> [WRITTEN TASK] Scan the material below for the string "change", and copy every line where it shows up.

Extracted data entries:
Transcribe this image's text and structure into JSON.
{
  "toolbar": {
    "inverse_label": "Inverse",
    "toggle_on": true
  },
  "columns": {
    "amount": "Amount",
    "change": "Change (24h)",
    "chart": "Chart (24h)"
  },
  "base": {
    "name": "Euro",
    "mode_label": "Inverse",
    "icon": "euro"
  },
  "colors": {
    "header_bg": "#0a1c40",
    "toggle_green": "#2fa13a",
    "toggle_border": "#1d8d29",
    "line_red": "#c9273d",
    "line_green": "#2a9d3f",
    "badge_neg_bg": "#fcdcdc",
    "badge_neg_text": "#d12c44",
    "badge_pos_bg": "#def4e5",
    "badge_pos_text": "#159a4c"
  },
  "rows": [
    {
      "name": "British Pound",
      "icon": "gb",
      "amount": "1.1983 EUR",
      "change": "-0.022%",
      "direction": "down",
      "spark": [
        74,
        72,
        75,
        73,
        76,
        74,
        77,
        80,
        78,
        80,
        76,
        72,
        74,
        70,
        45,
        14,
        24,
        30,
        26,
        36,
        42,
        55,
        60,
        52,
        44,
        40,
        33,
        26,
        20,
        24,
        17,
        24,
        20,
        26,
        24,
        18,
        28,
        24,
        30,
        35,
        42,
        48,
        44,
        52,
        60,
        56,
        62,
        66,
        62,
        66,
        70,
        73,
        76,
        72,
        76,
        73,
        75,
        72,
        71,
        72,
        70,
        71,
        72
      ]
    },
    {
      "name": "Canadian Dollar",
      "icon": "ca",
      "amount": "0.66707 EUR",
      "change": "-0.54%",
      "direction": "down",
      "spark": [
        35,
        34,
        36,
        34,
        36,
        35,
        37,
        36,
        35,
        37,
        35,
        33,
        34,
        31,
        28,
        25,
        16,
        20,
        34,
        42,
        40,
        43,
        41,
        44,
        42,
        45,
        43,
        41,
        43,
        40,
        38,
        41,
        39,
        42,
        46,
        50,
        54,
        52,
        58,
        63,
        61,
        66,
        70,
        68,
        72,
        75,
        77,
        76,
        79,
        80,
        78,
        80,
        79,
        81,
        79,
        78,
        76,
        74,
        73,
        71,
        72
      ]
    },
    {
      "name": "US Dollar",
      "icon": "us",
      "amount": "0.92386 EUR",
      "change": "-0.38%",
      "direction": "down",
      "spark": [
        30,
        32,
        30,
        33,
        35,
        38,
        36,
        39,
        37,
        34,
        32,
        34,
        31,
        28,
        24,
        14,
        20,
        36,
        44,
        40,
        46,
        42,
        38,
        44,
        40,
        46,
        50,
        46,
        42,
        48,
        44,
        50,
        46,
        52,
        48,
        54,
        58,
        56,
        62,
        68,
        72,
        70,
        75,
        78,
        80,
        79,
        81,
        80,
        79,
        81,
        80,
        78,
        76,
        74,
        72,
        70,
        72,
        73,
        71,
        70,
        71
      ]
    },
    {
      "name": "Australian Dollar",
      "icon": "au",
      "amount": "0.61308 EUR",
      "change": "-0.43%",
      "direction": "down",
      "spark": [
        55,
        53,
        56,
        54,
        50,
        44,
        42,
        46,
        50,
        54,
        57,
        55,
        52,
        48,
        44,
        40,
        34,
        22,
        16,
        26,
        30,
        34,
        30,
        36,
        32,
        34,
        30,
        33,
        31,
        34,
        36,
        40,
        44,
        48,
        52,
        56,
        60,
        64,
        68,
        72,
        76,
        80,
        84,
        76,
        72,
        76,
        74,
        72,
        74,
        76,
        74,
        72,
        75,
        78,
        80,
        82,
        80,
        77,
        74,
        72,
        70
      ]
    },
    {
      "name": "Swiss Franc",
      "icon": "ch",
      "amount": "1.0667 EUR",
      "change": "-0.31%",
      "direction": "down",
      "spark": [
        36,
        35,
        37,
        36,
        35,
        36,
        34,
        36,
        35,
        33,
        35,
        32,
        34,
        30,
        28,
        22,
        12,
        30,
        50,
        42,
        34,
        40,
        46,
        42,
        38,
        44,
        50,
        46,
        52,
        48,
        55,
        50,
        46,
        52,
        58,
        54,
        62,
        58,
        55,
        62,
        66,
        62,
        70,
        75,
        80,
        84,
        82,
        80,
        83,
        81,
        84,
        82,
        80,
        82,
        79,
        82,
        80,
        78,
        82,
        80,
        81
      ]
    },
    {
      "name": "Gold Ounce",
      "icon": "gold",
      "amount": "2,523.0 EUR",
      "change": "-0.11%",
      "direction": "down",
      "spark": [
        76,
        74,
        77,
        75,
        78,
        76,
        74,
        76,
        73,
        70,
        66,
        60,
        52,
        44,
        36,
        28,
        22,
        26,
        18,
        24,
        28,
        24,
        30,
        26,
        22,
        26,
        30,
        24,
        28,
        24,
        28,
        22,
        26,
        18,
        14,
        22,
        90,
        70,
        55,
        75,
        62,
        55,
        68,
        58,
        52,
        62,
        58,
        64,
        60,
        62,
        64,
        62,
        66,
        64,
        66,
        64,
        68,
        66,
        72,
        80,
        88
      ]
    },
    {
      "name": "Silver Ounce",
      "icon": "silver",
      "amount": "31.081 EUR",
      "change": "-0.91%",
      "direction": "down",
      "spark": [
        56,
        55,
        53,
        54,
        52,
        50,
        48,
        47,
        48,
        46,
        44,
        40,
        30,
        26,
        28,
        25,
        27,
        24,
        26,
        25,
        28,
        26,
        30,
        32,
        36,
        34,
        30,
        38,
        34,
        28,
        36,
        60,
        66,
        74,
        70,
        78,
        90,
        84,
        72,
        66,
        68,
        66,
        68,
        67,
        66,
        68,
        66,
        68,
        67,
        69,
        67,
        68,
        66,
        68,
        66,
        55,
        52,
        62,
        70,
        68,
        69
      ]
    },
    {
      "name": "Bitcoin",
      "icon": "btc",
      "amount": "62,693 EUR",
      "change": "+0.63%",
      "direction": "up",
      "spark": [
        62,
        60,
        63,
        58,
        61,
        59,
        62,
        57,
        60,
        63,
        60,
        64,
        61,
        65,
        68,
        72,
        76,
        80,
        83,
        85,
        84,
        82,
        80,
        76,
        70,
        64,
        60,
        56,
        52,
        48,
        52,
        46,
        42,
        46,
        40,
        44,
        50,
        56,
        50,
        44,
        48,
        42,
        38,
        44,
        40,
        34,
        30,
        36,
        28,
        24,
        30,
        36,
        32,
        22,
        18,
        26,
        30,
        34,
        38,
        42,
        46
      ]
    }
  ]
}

> [ANSWER TO THIS EXERCISE]
    "change": "Change (24h)",
      "change": "-0.022%",
      "change": "-0.54%",
      "change": "-0.38%",
      "change": "-0.43%",
      "change": "-0.31%",
      "change": "-0.11%",
      "change": "-0.91%",
      "change": "+0.63%",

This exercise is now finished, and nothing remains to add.